### Exercise description
Each record below should be repeated precisely as written.

### Data
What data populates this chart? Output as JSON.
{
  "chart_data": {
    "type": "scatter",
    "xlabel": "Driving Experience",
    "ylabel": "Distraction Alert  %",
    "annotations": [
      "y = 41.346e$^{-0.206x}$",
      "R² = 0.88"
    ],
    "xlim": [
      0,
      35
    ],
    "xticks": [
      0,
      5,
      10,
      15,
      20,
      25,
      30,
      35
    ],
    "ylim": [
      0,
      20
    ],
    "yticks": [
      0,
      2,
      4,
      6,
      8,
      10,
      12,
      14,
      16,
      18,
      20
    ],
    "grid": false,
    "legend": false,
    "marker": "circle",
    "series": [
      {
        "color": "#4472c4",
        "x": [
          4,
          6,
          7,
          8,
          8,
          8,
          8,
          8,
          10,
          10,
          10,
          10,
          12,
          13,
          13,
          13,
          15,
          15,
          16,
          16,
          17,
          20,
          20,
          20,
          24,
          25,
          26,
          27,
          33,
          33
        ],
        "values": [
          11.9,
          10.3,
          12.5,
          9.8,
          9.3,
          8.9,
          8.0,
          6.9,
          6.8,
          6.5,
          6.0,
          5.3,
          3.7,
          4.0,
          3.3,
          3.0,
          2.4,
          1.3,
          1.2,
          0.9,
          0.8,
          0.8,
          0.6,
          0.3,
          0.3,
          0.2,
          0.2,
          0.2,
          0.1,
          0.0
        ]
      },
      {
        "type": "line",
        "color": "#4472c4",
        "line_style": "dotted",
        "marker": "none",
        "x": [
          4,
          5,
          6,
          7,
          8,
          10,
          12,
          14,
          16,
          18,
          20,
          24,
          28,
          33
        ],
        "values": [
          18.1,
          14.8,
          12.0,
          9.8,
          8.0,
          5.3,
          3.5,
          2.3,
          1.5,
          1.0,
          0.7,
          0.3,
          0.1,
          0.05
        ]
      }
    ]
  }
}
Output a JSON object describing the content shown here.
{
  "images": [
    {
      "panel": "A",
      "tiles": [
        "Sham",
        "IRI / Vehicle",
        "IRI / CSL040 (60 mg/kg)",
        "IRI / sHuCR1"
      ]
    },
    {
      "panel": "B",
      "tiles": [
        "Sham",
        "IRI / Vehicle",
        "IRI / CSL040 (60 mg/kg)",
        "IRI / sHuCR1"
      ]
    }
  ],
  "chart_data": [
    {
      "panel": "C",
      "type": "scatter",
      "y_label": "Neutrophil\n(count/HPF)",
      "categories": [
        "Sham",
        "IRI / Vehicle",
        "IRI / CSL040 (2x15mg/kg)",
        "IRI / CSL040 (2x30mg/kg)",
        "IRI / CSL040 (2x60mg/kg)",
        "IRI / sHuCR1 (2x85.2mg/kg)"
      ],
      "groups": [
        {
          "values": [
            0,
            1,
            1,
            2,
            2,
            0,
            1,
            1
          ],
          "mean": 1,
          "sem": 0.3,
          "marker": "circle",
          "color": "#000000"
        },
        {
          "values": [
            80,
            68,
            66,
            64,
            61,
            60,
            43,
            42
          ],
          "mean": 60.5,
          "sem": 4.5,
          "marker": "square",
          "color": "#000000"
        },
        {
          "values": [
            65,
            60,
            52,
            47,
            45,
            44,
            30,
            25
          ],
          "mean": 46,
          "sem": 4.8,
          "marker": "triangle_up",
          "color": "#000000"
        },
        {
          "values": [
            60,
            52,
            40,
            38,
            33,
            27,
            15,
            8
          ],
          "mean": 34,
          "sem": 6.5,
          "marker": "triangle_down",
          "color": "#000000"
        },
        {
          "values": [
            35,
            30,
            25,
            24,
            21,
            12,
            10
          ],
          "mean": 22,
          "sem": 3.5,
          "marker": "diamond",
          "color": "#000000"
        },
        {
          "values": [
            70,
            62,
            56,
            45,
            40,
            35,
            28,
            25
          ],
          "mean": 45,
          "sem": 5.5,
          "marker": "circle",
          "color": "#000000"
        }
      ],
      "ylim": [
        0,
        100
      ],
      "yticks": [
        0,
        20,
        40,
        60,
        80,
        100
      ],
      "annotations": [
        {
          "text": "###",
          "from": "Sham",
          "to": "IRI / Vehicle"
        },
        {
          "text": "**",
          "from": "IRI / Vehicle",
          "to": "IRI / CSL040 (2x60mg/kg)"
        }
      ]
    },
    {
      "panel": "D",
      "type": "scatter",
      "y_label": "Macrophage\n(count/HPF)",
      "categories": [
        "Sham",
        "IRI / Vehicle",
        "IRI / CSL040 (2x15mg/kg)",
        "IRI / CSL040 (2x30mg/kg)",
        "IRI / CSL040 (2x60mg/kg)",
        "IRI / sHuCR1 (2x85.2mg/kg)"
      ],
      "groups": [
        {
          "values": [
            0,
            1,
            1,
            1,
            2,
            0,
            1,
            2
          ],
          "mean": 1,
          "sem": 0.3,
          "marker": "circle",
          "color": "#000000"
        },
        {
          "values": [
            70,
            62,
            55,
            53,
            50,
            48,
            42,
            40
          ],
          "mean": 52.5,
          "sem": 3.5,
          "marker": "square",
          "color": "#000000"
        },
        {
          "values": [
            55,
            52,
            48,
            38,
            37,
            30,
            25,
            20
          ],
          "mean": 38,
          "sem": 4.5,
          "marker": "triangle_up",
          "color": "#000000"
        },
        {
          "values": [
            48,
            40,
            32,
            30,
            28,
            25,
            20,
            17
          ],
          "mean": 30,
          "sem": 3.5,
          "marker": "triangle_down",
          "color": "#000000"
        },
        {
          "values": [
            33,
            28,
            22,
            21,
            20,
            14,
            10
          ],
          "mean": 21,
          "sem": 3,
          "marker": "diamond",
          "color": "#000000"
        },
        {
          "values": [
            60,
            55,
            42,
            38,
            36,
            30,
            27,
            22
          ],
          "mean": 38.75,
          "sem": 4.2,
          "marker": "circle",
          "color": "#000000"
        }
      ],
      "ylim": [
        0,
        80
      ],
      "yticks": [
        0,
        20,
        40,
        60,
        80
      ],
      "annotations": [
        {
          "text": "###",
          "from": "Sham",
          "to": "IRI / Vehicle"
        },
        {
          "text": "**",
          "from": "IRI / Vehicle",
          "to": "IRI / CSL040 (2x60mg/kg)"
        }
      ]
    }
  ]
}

### Answer in full
What data populates this chart? Output as JSON.
{
  "chart_data": {
    "type": "scatter",
    "xlabel": "Driving Experience",
    "ylabel": "Distraction Alert  %",
    "annotations": [
      "y = 41.346e$^{-0.206x}$",
      "R² = 0.88"
    ],
    "xlim": [
      0,
      35
    ],
    "xticks": [
      0,
      5,
      10,
      15,
      20,
      25,
      30,
      35
    ],
    "ylim": [
      0,
      20
    ],
    "yticks": [
      0,
      2,
      4,
      6,
      8,
      10,
      12,
      14,
      16,
      18,
      20
    ],
    "grid": false,
    "legend": false,
    "marker": "circle",
    "series": [
      {
        "color": "#4472c4",
        "x": [
          4,
          6,
          7,
          8,
          8,
          8,
          8,
          8,
          10,
          10,
          10,
          10,
          12,
          13,
          13,
          13,
          15,
          15,
          16,
          16,
          17,
          20,
          20,
          20,
          24,
          25,
          26,
          27,
          33,
          33
        ],
        "values": [
          11.9,
          10.3,
          12.5,
          9.8,
          9.3,
          8.9,
          8.0,
          6.9,
          6.8,
          6.5,
          6.0,
          5.3,
          3.7,
          4.0,
          3.3,
          3.0,
          2.4,
          1.3,
          1.2,
          0.9,
          0.8,
          0.8,
          0.6,
          0.3,
          0.3,
          0.2,
          0.2,
          0.2,
          0.1,
          0.0
        ]
      },
      {
        "type": "line",
        "color": "#4472c4",
        "line_style": "dotted",
        "marker": "none",
        "x": [
          4,
          5,
          6,
          7,
          8,
          10,
          12,
          14,
          16,
          18,
          20,
          24,
          28,
          33
        ],
        "values": [
          18.1,
          14.8,
          12.0,
          9.8,
          8.0,
          5.3,
          3.5,
          2.3,
          1.5,
          1.0,
          0.7,
          0.3,
          0.1,
          0.05
        ]
      }
    ]
  }
}
Output a JSON object describing the content shown here.
{
  "images": [
    {
      "panel": "A",
      "tiles": [
        "Sham",
        "IRI / Vehicle",
        "IRI / CSL040 (60 mg/kg)",
        "IRI / sHuCR1"
      ]
    },
    {
      "panel": "B",
      "tiles": [
        "Sham",
        "IRI / Vehicle",
        "IRI / CSL040 (60 mg/kg)",
        "IRI / sHuCR1"
      ]
    }
  ],
  "chart_data": [
    {
      "panel": "C",
      "type": "scatter",
      "y_label": "Neutrophil\n(count/HPF)",
      "categories": [
        "Sham",
        "IRI / Vehicle",
        "IRI / CSL040 (2x15mg/kg)",
        "IRI / CSL040 (2x30mg/kg)",
        "IRI / CSL040 (2x60mg/kg)",
        "IRI / sHuCR1 (2x85.2mg/kg)"
      ],
      "groups": [
        {
          "values": [
            0,
            1,
            1,
            2,
            2,
            0,
            1,
            1
          ],
          "mean": 1,
          "sem": 0.3,
          "marker": "circle",
          "color": "#000000"
        },
        {
          "values": [
            80,
            68,
            66,
            64,
            61,
            60,
            43,
            42
          ],
          "mean": 60.5,
          "sem": 4.5,
          "marker": "square",
          "color": "#000000"
        },
        {
          "values": [
            65,
            60,
            52,
            47,
            45,
            44,
            30,
            25
          ],
          "mean": 46,
          "sem": 4.8,
          "marker": "triangle_up",
          "color": "#000000"
        },
        {
          "values": [
            60,
            52,
            40,
            38,
            33,
            27,
            15,
            8
          ],
          "mean": 34,
          "sem": 6.5,
          "marker": "triangle_down",
          "color": "#000000"
        },
        {
          "values": [
            35,
            30,
            25,
            24,
            21,
            12,
            10
          ],
          "mean": 22,
          "sem": 3.5,
          "marker": "diamond",
          "color": "#000000"
        },
        {
          "values": [
            70,
            62,
            56,
            45,
            40,
            35,
            28,
            25
          ],
          "mean": 45,
          "sem": 5.5,
          "marker": "circle",
          "color": "#000000"
        }
      ],
      "ylim": [
        0,
        100
      ],
      "yticks": [
        0,
        20,
        40,
        60,
        80,
        100
      ],
      "annotations": [
        {
          "text": "###",
          "from": "Sham",
          "to": "IRI / Vehicle"
        },
        {
          "text": "**",
          "from": "IRI / Vehicle",
          "to": "IRI / CSL040 (2x60mg/kg)"
        }
      ]
    },
    {
      "panel": "D",
      "type": "scatter",
      "y_label": "Macrophage\n(count/HPF)",
      "categories": [
        "Sham",
        "IRI / Vehicle",
        "IRI / CSL040 (2x15mg/kg)",
        "IRI / CSL040 (2x30mg/kg)",
        "IRI / CSL040 (2x60mg/kg)",
        "IRI / sHuCR1 (2x85.2mg/kg)"
      ],
      "groups": [
        {
          "values": [
            0,
            1,
            1,
            1,
            2,
            0,
            1,
            2
          ],
          "mean": 1,
          "sem": 0.3,
          "marker": "circle",
          "color": "#000000"
        },
        {
          "values": [
            70,
            62,
            55,
            53,
            50,
            48,
            42,
            40
          ],
          "mean": 52.5,
          "sem": 3.5,
          "marker": "square",
          "color": "#000000"
        },
        {
          "values": [
            55,
            52,
            48,
            38,
            37,
            30,
            25,
            20
          ],
          "mean": 38,
          "sem": 4.5,
          "marker": "triangle_up",
          "color": "#000000"
        },
        {
          "values": [
            48,
            40,
            32,
            30,
            28,
            25,
            20,
            17
          ],
          "mean": 30,
          "sem": 3.5,
          "marker": "triangle_down",
          "color": "#000000"
        },
        {
          "values": [
            33,
            28,
            22,
            21,
            20,
            14,
            10
          ],
          "mean": 21,
          "sem": 3,
          "marker": "diamond",
          "color": "#000000"
        },
        {
          "values": [
            60,
            55,
            42,
            38,
            36,
            30,
            27,
            22
          ],
          "mean": 38.75,
          "sem": 4.2,
          "marker": "circle",
          "color": "#000000"
        }
      ],
      "ylim": [
        0,
        80
      ],
      "yticks": [
        0,
        20,
        40,
        60,
        80
      ],
      "annotations": [
        {
          "text": "###",
          "from": "Sham",
          "to": "IRI / Vehicle"
        },
        {
          "text": "**",
          "from": "IRI / Vehicle",
          "to": "IRI / CSL040 (2x60mg/kg)"
        }
      ]
    }
  ]
}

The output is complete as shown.